* _Task description_:
The records that follow are to be repeated without alteration.
:: Data provided ::
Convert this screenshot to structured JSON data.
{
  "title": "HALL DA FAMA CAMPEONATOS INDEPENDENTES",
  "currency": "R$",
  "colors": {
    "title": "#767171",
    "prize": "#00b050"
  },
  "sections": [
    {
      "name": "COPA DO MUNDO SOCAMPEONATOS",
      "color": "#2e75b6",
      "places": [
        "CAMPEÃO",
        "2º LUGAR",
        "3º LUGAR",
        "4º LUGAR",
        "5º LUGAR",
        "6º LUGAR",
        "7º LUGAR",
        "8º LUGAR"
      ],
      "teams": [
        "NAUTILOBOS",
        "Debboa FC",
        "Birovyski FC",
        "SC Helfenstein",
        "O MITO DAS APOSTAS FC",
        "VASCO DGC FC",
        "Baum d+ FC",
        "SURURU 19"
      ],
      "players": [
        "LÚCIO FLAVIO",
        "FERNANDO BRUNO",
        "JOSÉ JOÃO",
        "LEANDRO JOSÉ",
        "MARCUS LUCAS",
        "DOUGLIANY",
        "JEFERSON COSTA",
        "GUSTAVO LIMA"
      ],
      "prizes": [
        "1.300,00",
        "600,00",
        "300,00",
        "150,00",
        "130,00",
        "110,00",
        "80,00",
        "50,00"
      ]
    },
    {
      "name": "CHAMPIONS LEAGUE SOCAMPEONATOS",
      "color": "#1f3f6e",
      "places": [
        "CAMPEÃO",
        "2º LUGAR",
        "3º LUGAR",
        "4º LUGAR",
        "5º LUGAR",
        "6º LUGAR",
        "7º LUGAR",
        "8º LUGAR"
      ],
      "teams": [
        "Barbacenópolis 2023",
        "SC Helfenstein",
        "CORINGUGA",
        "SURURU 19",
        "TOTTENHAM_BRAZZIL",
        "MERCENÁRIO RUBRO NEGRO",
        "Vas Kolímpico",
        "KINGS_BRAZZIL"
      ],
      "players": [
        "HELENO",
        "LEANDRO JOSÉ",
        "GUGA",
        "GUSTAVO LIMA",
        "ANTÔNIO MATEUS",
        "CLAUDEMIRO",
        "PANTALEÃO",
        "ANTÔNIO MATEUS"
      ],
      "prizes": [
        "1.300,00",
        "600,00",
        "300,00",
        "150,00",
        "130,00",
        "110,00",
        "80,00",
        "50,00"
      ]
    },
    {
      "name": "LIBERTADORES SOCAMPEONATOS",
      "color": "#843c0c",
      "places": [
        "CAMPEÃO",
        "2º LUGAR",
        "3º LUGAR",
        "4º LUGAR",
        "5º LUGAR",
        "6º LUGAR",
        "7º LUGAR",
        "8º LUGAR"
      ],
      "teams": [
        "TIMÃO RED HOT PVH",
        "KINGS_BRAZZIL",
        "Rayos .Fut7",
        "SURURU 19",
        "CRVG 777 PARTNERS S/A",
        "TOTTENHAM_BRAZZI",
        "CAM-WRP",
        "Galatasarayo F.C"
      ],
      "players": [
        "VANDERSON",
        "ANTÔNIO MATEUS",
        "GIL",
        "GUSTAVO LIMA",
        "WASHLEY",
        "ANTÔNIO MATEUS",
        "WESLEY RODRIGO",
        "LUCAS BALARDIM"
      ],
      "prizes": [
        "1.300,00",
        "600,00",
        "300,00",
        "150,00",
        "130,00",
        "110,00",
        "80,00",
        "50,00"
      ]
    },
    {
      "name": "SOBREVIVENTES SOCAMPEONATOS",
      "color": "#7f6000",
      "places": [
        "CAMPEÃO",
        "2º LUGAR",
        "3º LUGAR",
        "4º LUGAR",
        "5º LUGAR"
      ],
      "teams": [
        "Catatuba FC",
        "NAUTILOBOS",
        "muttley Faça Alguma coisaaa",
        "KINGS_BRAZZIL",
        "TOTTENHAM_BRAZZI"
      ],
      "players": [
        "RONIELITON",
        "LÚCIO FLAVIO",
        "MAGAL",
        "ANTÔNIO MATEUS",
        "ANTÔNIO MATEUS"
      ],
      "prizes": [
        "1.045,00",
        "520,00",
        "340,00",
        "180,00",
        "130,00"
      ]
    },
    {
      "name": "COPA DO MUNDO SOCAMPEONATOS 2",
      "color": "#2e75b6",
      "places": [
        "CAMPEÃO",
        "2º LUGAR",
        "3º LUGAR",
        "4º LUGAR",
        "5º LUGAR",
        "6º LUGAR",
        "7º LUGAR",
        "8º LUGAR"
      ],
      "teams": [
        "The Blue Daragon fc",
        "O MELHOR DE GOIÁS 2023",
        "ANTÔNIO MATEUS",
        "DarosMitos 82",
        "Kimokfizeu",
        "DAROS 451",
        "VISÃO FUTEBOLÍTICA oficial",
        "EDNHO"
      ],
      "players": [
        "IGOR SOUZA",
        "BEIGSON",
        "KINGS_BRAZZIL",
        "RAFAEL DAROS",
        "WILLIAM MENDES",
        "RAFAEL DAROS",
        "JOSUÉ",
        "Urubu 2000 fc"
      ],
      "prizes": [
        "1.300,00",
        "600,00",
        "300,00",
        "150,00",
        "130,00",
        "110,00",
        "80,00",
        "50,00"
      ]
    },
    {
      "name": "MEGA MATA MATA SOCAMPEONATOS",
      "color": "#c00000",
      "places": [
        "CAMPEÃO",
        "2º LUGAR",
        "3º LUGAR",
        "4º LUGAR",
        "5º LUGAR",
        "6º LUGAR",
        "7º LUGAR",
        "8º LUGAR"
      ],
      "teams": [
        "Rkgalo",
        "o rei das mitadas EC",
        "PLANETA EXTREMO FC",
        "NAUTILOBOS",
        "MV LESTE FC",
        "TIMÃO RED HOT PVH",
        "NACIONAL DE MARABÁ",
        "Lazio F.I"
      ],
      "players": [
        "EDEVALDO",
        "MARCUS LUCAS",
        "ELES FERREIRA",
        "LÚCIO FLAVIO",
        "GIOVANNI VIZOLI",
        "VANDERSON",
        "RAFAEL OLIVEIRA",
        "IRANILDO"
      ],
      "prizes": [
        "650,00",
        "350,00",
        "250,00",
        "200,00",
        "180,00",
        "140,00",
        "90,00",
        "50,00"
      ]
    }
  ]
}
:::
* _Answer to this exercise_:
Convert this screenshot to structured JSON data.
{
  "title": "HALL DA FAMA CAMPEONATOS INDEPENDENTES",
  "currency": "R$",
  "colors": {
    "title": "#767171",
    "prize": "#00b050"
  },
  "sections": [
    {
      "name": "COPA DO MUNDO SOCAMPEONATOS",
      "color": "#2e75b6",
      "places": [
        "CAMPEÃO",
        "2º LUGAR",
        "3º LUGAR",
        "4º LUGAR",
        "5º LUGAR",
        "6º LUGAR",
        "7º LUGAR",
        "8º LUGAR"
      ],
      "teams": [
        "NAUTILOBOS",
        "Debboa FC",
        "Birovyski FC",
        "SC Helfenstein",
        "O MITO DAS APOSTAS FC",
        "VASCO DGC FC",
        "Baum d+ FC",
        "SURURU 19"
      ],
      "players": [
        "LÚCIO FLAVIO",
        "FERNANDO BRUNO",
        "JOSÉ JOÃO",
        "LEANDRO JOSÉ",
        "MARCUS LUCAS",
        "DOUGLIANY",
        "JEFERSON COSTA",
        "GUSTAVO LIMA"
      ],
      "prizes": [
        "1.300,00",
        "600,00",
        "300,00",
        "150,00",
        "130,00",
        "110,00",
        "80,00",
        "50,00"
      ]
    },
    {
      "name": "CHAMPIONS LEAGUE SOCAMPEONATOS",
      "color": "#1f3f6e",
      "places": [
        "CAMPEÃO",
        "2º LUGAR",
        "3º LUGAR",
        "4º LUGAR",
        "5º LUGAR",
        "6º LUGAR",
        "7º LUGAR",
        "8º LUGAR"
      ],
      "teams": [
        "Barbacenópolis 2023",
        "SC Helfenstein",
        "CORINGUGA",
        "SURURU 19",
        "TOTTENHAM_BRAZZIL",
        "MERCENÁRIO RUBRO NEGRO",
        "Vas Kolímpico",
        "KINGS_BRAZZIL"
      ],
      "players": [
        "HELENO",
        "LEANDRO JOSÉ",
        "GUGA",
        "GUSTAVO LIMA",
        "ANTÔNIO MATEUS",
        "CLAUDEMIRO",
        "PANTALEÃO",
        "ANTÔNIO MATEUS"
      ],
      "prizes": [
        "1.300,00",
        "600,00",
        "300,00",
        "150,00",
        "130,00",
        "110,00",
        "80,00",
        "50,00"
      ]
    },
    {
      "name": "LIBERTADORES SOCAMPEONATOS",
      "color": "#843c0c",
      "places": [
        "CAMPEÃO",
        "2º LUGAR",
        "3º LUGAR",
        "4º LUGAR",
        "5º LUGAR",
        "6º LUGAR",
        "7º LUGAR",
        "8º LUGAR"
      ],
      "teams": [
        "TIMÃO RED HOT PVH",
        "KINGS_BRAZZIL",
        "Rayos .Fut7",
        "SURURU 19",
        "CRVG 777 PARTNERS S/A",
        "TOTTENHAM_BRAZZI",
        "CAM-WRP",
        "Galatasarayo F.C"
      ],
      "players": [
        "VANDERSON",
        "ANTÔNIO MATEUS",
        "GIL",
        "GUSTAVO LIMA",
        "WASHLEY",
        "ANTÔNIO MATEUS",
        "WESLEY RODRIGO",
        "LUCAS BALARDIM"
      ],
      "prizes": [
        "1.300,00",
        "600,00",
        "300,00",
        "150,00",
        "130,00",
        "110,00",
        "80,00",
        "50,00"
      ]
    },
    {
      "name": "SOBREVIVENTES SOCAMPEONATOS",
      "color": "#7f6000",
      "places": [
        "CAMPEÃO",
        "2º LUGAR",
        "3º LUGAR",
        "4º LUGAR",
        "5º LUGAR"
      ],
      "teams": [
        "Catatuba FC",
        "NAUTILOBOS",
        "muttley Faça Alguma coisaaa",
        "KINGS_BRAZZIL",
        "TOTTENHAM_BRAZZI"
      ],
      "players": [
        "RONIELITON",
        "LÚCIO FLAVIO",
        "MAGAL",
        "ANTÔNIO MATEUS",
        "ANTÔNIO MATEUS"
      ],
      "prizes": [
        "1.045,00",
        "520,00",
        "340,00",
        "180,00",
        "130,00"
      ]
    },
    {
      "name": "COPA DO MUNDO SOCAMPEONATOS 2",
      "color": "#2e75b6",
      "places": [
        "CAMPEÃO",
        "2º LUGAR",
        "3º LUGAR",
        "4º LUGAR",
        "5º LUGAR",
        "6º LUGAR",
        "7º LUGAR",
        "8º LUGAR"
      ],
      "teams": [
        "The Blue Daragon fc",
        "O MELHOR DE GOIÁS 2023",
        "ANTÔNIO MATEUS",
        "DarosMitos 82",
        "Kimokfizeu",
        "DAROS 451",
        "VISÃO FUTEBOLÍTICA oficial",
        "EDNHO"
      ],
      "players": [
        "IGOR SOUZA",
        "BEIGSON",
        "KINGS_BRAZZIL",
        "RAFAEL DAROS",
        "WILLIAM MENDES",
        "RAFAEL DAROS",
        "JOSUÉ",
        "Urubu 2000 fc"
      ],
      "prizes": [
        "1.300,00",
        "600,00",
        "300,00",
        "150,00",
        "130,00",
        "110,00",
        "80,00",
        "50,00"
      ]
    },
    {
      "name": "MEGA MATA MATA SOCAMPEONATOS",
      "color": "#c00000",
      "places": [
        "CAMPEÃO",
        "2º LUGAR",
        "3º LUGAR",
        "4º LUGAR",
        "5º LUGAR",
        "6º LUGAR",
        "7º LUGAR",
        "8º LUGAR"
      ],
      "teams": [
        "Rkgalo",
        "o rei das mitadas EC",
        "PLANETA EXTREMO FC",
        "NAUTILOBOS",
        "MV LESTE FC",
        "TIMÃO RED HOT PVH",
        "NACIONAL DE MARABÁ",
        "Lazio F.I"
      ],
      "players": [
        "EDEVALDO",
        "MARCUS LUCAS",
        "ELES FERREIRA",
        "LÚCIO FLAVIO",
        "GIOVANNI VIZOLI",
        "VANDERSON",
        "RAFAEL OLIVEIRA",
        "IRANILDO"
      ],
      "prizes": [
        "650,00",
        "350,00",
        "250,00",
        "200,00",
        "180,00",
        "140,00",
        "90,00",
        "50,00"
      ]
    }
  ]
}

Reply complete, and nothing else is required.